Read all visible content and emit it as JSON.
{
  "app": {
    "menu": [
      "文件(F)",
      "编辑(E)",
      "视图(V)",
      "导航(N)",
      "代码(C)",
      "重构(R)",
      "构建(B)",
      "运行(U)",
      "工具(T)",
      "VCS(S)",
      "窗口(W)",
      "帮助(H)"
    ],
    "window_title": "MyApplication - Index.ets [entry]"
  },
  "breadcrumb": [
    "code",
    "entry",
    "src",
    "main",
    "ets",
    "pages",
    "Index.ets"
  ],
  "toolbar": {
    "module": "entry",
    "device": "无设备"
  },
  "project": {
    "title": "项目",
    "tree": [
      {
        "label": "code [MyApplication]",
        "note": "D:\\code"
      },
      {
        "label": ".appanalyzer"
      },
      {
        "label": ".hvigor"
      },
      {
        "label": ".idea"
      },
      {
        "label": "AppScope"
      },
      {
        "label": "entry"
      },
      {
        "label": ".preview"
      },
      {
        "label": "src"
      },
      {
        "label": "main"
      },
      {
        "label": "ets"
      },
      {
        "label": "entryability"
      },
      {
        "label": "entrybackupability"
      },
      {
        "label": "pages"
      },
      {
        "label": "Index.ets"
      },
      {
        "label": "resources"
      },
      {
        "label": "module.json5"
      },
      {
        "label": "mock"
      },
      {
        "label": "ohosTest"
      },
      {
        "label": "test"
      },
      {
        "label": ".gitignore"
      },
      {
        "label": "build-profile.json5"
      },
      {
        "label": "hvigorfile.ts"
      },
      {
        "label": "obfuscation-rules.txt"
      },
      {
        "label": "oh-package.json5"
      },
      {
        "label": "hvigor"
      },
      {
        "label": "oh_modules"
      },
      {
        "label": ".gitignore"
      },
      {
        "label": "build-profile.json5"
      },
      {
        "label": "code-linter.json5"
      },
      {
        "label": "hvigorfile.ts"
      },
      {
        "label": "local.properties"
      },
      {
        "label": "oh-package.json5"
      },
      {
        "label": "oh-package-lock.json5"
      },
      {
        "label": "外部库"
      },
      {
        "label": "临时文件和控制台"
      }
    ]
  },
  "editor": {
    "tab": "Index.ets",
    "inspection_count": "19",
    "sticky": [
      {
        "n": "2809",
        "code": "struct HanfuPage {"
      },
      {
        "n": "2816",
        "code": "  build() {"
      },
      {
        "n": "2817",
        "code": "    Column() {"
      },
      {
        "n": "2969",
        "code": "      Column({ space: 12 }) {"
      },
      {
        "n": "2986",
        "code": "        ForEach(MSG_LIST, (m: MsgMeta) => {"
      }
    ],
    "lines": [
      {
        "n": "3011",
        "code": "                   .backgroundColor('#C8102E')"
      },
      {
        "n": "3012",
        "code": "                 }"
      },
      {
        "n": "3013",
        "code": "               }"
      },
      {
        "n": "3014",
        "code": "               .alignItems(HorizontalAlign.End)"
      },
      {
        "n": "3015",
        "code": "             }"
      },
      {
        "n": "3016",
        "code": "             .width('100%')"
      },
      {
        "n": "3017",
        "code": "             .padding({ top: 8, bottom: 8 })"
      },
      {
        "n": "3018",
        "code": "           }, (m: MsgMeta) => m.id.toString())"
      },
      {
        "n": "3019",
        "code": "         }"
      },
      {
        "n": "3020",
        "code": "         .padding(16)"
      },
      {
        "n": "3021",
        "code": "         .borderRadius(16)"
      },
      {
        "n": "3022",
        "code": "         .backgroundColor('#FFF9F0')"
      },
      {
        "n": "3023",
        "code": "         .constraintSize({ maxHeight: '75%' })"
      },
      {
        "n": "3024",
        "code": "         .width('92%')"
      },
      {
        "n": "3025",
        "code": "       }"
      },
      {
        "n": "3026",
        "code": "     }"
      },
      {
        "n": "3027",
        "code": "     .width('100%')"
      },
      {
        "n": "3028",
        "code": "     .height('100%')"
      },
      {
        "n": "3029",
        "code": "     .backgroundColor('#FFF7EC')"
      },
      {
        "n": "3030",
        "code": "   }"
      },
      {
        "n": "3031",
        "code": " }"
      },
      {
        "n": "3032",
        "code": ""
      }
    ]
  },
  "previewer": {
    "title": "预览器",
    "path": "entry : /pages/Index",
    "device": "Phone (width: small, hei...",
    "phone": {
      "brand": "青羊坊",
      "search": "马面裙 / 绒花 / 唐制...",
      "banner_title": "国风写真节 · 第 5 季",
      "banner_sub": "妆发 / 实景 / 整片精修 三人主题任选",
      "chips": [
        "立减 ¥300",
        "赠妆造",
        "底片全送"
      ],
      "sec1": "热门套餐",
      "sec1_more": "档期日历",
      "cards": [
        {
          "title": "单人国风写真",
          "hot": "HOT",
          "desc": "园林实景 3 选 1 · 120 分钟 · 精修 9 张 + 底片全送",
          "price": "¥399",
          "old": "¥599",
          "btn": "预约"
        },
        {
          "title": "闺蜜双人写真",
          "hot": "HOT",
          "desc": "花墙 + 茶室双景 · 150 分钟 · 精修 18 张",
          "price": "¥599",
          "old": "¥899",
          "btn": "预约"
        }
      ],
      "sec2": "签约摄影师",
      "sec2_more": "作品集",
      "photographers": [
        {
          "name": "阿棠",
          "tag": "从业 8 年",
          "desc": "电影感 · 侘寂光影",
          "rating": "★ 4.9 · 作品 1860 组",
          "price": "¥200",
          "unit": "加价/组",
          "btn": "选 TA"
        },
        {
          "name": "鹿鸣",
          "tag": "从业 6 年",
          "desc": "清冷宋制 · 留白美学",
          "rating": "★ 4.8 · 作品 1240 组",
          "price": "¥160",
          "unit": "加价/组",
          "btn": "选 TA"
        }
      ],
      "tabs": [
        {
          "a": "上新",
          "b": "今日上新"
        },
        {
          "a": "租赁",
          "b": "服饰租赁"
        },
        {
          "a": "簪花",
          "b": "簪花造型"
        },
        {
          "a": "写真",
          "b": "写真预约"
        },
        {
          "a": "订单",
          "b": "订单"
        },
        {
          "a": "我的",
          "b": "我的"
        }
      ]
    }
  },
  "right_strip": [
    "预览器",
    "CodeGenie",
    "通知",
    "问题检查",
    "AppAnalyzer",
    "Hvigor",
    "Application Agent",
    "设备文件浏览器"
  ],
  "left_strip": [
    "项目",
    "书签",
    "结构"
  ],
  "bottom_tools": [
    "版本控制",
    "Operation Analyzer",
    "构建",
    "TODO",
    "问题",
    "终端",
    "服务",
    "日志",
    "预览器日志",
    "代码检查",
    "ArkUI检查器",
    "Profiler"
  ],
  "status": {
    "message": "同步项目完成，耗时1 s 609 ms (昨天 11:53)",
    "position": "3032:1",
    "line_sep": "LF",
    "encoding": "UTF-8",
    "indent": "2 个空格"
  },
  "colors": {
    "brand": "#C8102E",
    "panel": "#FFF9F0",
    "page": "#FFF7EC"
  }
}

* What you should do *
Go through the material above and count the lines that contain "Index"; answer with the number alone.

* Answer to the task *
5